##### RECORD SET
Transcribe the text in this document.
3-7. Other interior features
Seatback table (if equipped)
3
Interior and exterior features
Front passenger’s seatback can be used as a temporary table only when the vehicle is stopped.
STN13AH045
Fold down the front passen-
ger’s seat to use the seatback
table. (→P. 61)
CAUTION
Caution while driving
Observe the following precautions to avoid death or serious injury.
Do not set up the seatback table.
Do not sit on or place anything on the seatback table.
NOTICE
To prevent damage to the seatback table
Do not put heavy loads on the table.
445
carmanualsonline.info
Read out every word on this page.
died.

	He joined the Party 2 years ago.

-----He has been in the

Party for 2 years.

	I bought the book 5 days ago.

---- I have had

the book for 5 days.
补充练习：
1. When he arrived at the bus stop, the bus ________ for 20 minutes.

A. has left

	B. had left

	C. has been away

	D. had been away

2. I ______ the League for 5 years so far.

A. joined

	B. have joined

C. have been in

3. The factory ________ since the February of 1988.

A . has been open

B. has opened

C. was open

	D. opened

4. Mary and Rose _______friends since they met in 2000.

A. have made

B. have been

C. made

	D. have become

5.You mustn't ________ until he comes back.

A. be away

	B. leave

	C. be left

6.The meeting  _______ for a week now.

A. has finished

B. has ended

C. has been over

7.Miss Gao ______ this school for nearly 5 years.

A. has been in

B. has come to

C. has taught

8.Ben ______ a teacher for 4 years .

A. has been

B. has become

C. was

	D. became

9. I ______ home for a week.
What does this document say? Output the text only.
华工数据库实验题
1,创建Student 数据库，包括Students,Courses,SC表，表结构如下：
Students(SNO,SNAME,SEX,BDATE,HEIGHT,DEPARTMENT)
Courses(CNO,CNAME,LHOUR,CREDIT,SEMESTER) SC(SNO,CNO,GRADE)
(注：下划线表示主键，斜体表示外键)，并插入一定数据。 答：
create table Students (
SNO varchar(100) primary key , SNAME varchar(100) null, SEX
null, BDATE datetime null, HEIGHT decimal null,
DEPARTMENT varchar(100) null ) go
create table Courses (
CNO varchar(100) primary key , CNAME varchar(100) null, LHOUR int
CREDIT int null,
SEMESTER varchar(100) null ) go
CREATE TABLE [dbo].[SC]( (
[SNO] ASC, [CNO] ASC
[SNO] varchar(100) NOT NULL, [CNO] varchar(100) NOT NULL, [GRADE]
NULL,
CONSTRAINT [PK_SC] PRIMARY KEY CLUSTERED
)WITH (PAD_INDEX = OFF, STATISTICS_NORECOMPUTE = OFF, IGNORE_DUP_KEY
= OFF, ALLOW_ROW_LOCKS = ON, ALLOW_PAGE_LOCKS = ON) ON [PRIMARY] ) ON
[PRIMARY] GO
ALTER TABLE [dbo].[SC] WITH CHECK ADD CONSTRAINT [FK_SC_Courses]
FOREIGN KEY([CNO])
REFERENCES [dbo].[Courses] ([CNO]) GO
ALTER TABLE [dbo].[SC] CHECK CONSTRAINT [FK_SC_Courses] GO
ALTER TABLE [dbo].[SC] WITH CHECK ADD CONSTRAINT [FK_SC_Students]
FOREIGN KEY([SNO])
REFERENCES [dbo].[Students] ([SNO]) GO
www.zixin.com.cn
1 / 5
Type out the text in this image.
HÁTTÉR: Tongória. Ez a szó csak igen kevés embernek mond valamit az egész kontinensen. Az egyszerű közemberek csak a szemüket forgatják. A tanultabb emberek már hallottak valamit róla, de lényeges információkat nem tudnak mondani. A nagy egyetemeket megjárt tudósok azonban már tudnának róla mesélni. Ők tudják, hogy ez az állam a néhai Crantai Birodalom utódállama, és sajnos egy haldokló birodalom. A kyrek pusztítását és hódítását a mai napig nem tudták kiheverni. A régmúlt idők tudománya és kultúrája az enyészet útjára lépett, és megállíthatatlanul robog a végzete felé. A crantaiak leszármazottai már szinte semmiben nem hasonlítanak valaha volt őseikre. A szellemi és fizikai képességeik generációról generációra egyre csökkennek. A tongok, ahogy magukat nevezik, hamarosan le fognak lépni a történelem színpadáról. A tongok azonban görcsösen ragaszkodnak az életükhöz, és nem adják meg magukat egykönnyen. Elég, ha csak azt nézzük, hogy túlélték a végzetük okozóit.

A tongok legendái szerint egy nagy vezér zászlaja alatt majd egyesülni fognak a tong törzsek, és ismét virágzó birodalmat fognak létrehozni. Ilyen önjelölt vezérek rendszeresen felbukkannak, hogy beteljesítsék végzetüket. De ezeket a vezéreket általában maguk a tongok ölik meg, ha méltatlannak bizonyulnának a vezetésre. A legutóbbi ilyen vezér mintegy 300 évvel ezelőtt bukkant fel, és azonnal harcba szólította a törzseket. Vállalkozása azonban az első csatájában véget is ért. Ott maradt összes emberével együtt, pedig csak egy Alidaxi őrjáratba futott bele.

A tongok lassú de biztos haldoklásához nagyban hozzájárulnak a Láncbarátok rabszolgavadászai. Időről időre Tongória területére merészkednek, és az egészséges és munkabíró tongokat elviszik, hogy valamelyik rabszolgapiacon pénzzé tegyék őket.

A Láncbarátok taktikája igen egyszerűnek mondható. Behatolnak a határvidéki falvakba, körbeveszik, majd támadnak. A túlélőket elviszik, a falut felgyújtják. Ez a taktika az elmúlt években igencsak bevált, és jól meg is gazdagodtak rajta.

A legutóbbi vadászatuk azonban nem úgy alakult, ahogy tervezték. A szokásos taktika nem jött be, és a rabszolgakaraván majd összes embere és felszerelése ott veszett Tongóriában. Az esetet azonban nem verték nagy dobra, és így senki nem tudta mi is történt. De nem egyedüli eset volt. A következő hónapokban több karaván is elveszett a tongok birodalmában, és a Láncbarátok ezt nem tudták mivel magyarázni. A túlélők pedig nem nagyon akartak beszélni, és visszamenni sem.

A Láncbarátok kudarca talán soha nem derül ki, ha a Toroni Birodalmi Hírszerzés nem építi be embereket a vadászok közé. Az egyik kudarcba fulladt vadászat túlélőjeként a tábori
##########
OBJECTIVE: Report the number of lines in the entries above that include the string "week". Give nothing but the number.

COMPLETED EXERCISE: 2